> _Written problem_:
Write out the records below word for word, please.

> _Data for the task_:
========================================================================

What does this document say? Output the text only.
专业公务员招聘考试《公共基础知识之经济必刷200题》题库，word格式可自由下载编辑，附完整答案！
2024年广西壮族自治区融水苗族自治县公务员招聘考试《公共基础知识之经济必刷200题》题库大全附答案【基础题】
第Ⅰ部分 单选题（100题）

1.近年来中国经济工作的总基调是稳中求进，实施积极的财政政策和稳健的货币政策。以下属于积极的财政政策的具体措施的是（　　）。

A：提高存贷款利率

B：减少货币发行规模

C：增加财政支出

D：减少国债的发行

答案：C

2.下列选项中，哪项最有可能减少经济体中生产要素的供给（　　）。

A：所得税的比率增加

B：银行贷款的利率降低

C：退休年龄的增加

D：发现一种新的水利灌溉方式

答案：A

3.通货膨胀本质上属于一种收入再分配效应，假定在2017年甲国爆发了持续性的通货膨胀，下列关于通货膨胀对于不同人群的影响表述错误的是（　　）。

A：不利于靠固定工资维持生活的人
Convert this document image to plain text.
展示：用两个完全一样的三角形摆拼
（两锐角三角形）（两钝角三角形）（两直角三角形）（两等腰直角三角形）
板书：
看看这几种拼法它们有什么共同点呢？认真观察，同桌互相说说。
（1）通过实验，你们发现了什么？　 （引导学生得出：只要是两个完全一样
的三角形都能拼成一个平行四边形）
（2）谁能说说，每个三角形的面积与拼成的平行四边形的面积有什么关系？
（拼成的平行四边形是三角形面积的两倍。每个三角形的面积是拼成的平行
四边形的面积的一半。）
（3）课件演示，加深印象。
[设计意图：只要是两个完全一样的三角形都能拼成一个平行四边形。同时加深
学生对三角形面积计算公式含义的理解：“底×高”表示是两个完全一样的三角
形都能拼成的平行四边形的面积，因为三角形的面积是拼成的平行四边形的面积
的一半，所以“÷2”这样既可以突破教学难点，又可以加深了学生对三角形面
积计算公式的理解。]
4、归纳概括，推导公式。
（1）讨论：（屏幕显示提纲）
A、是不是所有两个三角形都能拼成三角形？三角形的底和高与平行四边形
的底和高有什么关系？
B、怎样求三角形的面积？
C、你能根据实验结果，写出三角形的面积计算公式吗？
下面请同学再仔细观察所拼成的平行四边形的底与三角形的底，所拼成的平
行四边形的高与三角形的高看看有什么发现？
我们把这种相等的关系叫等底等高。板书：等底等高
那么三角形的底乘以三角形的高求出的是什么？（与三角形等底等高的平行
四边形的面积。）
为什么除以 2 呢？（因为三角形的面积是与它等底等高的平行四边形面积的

========================================================================

> _Solution for this exercise_:
What does this document say? Output the text only.
专业公务员招聘考试《公共基础知识之经济必刷200题》题库，word格式可自由下载编辑，附完整答案！
2024年广西壮族自治区融水苗族自治县公务员招聘考试《公共基础知识之经济必刷200题》题库大全附答案【基础题】
第Ⅰ部分 单选题（100题）

1.近年来中国经济工作的总基调是稳中求进，实施积极的财政政策和稳健的货币政策。以下属于积极的财政政策的具体措施的是（　　）。

A：提高存贷款利率

B：减少货币发行规模

C：增加财政支出

D：减少国债的发行

答案：C

2.下列选项中，哪项最有可能减少经济体中生产要素的供给（　　）。

A：所得税的比率增加

B：银行贷款的利率降低

C：退休年龄的增加

D：发现一种新的水利灌溉方式

答案：A

3.通货膨胀本质上属于一种收入再分配效应，假定在2017年甲国爆发了持续性的通货膨胀，下列关于通货膨胀对于不同人群的影响表述错误的是（　　）。

A：不利于靠固定工资维持生活的人
Convert this document image to plain text.
展示：用两个完全一样的三角形摆拼
（两锐角三角形）（两钝角三角形）（两直角三角形）（两等腰直角三角形）
板书：
看看这几种拼法它们有什么共同点呢？认真观察，同桌互相说说。
（1）通过实验，你们发现了什么？　 （引导学生得出：只要是两个完全一样
的三角形都能拼成一个平行四边形）
（2）谁能说说，每个三角形的面积与拼成的平行四边形的面积有什么关系？
（拼成的平行四边形是三角形面积的两倍。每个三角形的面积是拼成的平行
四边形的面积的一半。）
（3）课件演示，加深印象。
[设计意图：只要是两个完全一样的三角形都能拼成一个平行四边形。同时加深
学生对三角形面积计算公式含义的理解：“底×高”表示是两个完全一样的三角
形都能拼成的平行四边形的面积，因为三角形的面积是拼成的平行四边形的面积
的一半，所以“÷2”这样既可以突破教学难点，又可以加深了学生对三角形面
积计算公式的理解。]
4、归纳概括，推导公式。
（1）讨论：（屏幕显示提纲）
A、是不是所有两个三角形都能拼成三角形？三角形的底和高与平行四边形
的底和高有什么关系？
B、怎样求三角形的面积？
C、你能根据实验结果，写出三角形的面积计算公式吗？
下面请同学再仔细观察所拼成的平行四边形的底与三角形的底，所拼成的平
行四边形的高与三角形的高看看有什么发现？
我们把这种相等的关系叫等底等高。板书：等底等高
那么三角形的底乘以三角形的高求出的是什么？（与三角形等底等高的平行
四边形的面积。）
为什么除以 2 呢？（因为三角形的面积是与它等底等高的平行四边形面积的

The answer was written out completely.